--- Directions for this task ---
Look through the material below. Copy every line with the string "that" in it.

(Dataset records)
○ ○ ○ ○ ○ ○ ○
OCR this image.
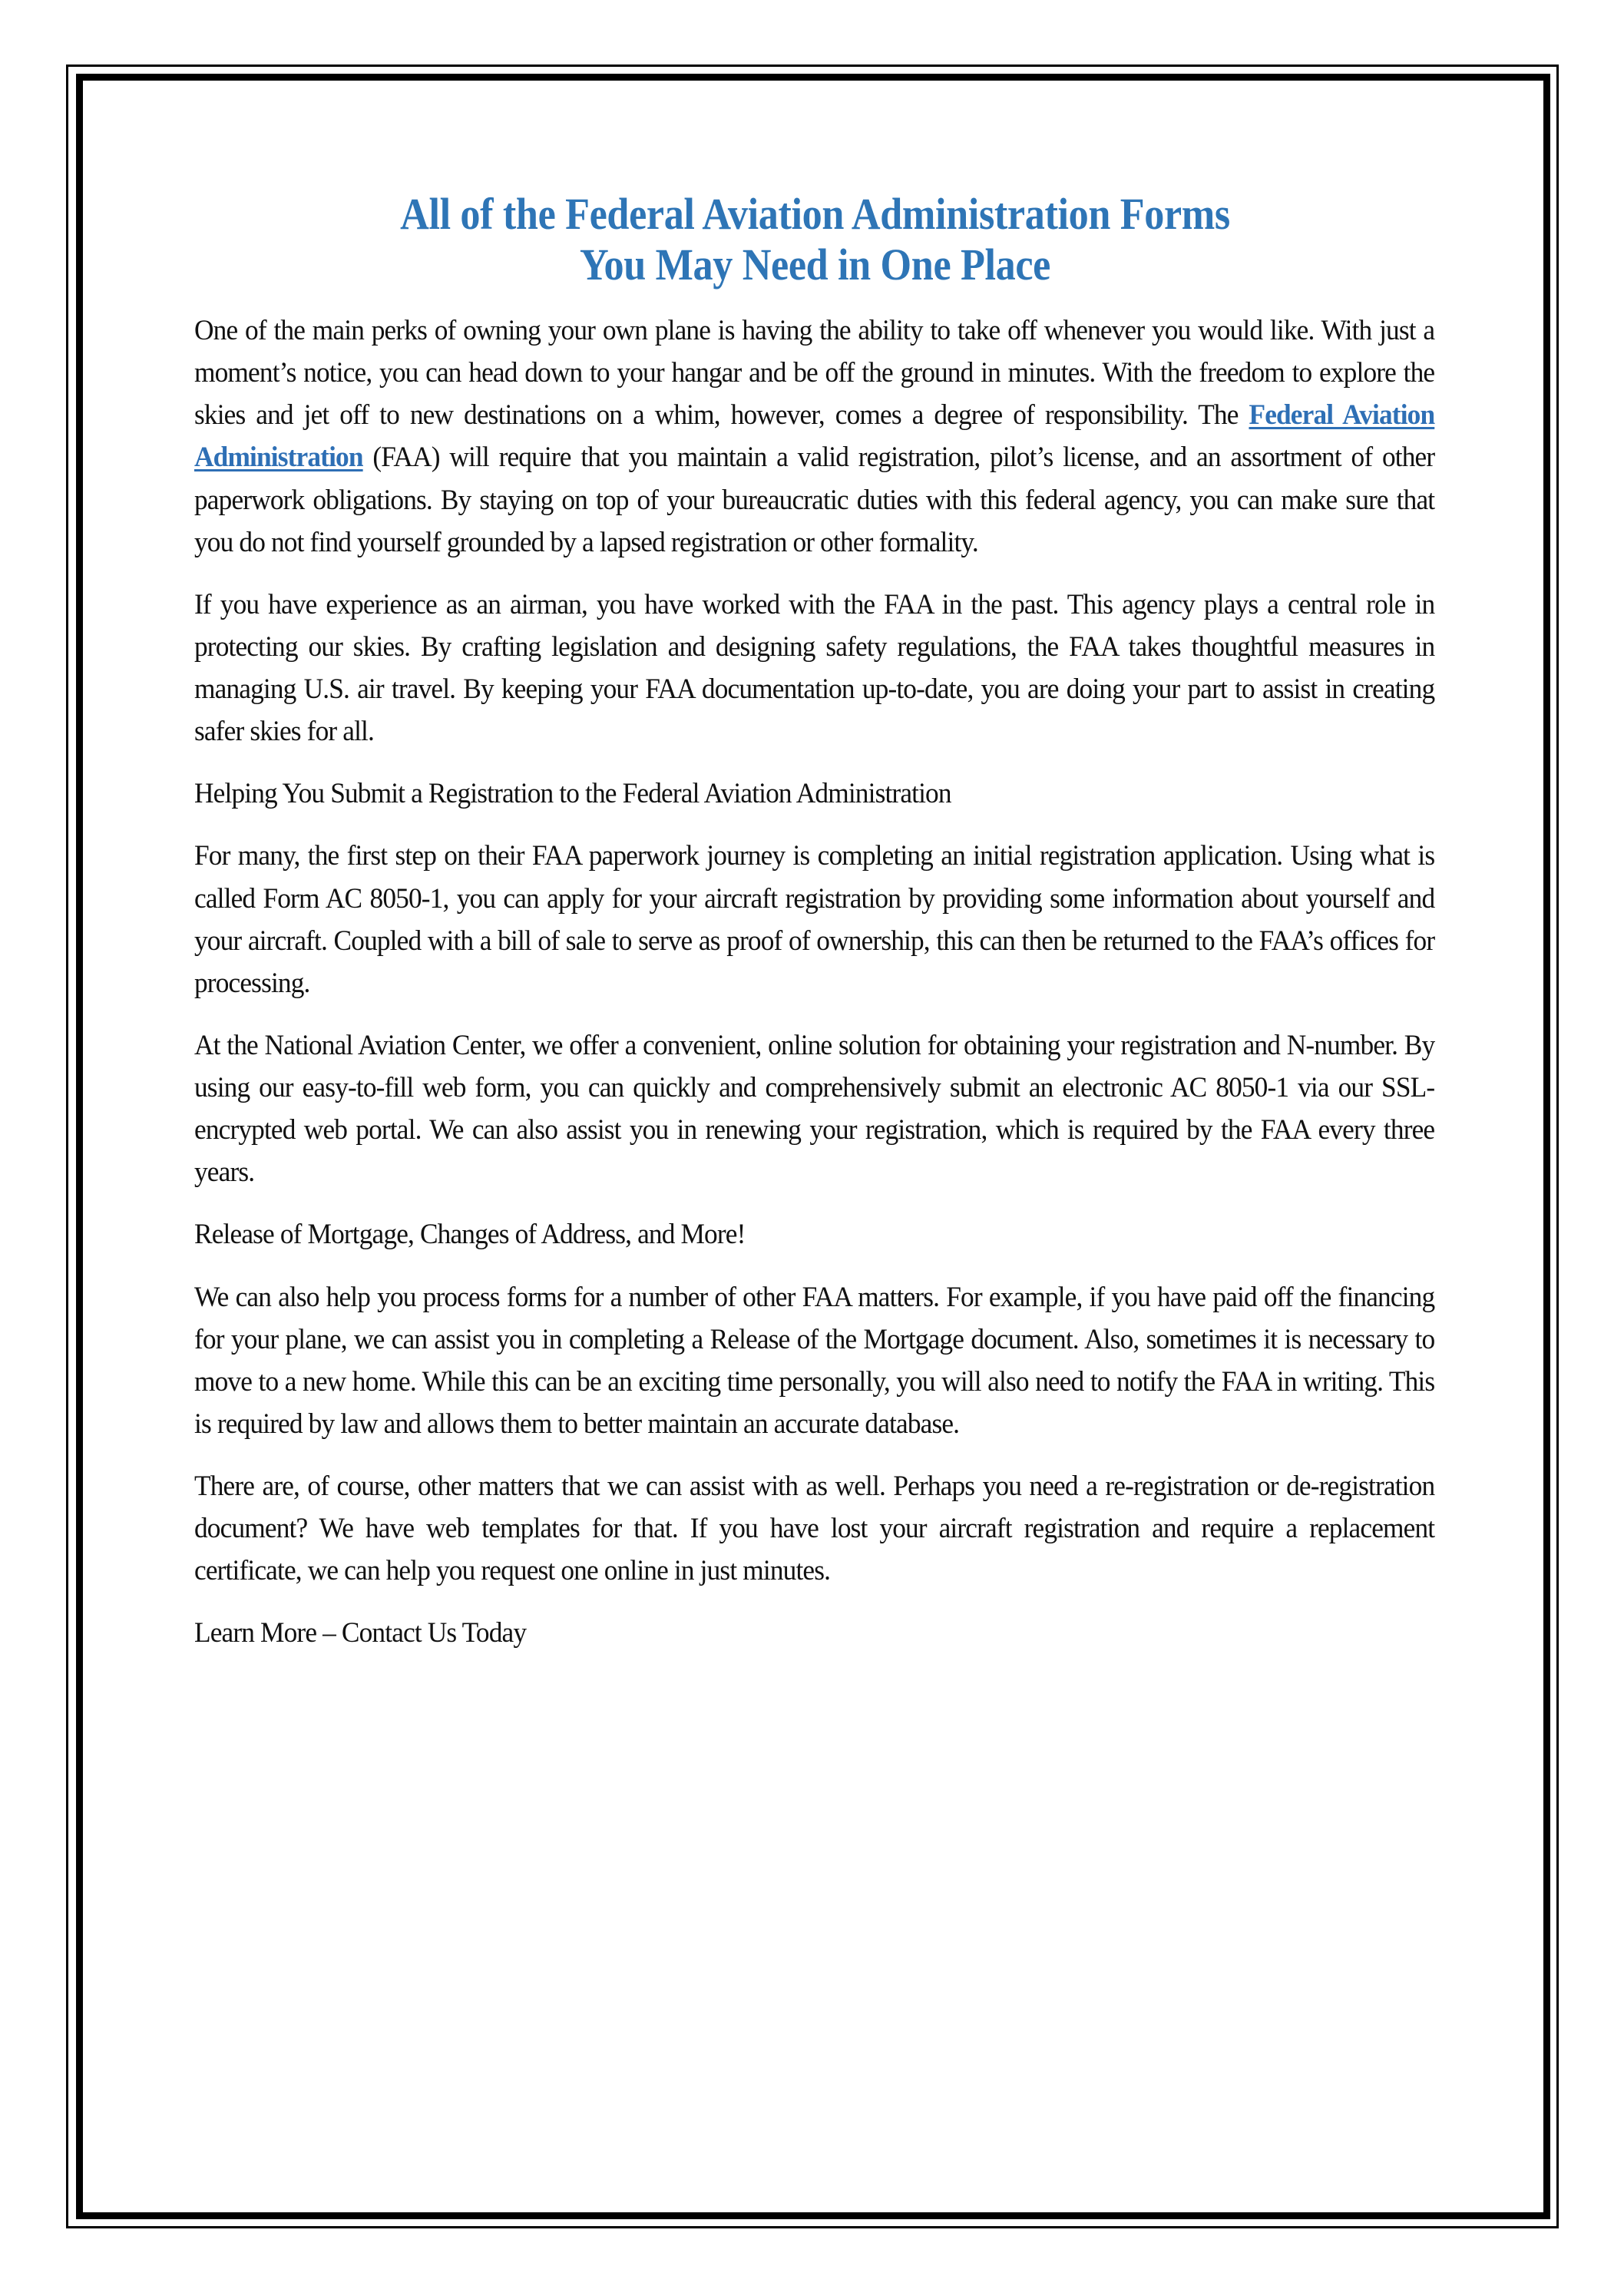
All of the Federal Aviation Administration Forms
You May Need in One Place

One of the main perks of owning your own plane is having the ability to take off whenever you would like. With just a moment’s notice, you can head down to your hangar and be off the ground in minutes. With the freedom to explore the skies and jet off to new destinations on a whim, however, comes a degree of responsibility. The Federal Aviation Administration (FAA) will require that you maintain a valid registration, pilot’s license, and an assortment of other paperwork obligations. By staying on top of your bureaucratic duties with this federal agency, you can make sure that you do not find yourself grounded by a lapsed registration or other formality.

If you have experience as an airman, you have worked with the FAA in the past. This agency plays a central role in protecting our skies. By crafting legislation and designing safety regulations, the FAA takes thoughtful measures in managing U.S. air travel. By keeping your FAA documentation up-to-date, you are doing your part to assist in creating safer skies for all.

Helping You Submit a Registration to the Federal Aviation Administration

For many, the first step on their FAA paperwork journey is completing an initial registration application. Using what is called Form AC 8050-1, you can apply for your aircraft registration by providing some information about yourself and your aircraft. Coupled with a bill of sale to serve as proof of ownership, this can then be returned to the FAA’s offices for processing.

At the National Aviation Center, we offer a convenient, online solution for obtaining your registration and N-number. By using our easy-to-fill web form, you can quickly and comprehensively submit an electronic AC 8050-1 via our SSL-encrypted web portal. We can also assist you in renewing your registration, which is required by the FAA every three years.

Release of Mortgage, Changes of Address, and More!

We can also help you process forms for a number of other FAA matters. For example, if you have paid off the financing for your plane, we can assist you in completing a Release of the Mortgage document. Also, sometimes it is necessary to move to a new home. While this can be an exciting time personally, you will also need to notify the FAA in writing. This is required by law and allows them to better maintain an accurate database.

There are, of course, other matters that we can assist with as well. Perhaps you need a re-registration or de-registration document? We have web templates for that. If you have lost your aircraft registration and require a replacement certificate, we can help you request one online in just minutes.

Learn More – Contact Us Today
○ ○ ○ ○ ○ ○ ○
--- Response ---
One of the main perks of owning your own plane is having the ability to take off whenever you would like. With just a moment’s notice, you can head down to your hangar and be off the ground in minutes. With the freedom to explore the skies and jet off to new destinations on a whim, however, comes a degree of responsibility. The Federal Aviation Administration (FAA) will require that you maintain a valid registration, pilot’s license, and an assortment of other paperwork obligations. By staying on top of your bureaucratic duties with this federal agency, you can make sure that you do not find yourself grounded by a lapsed registration or other formality.
There are, of course, other matters that we can assist with as well. Perhaps you need a re-registration or de-registration document? We have web templates for that. If you have lost your aircraft registration and require a replacement certificate, we can help you request one online in just minutes.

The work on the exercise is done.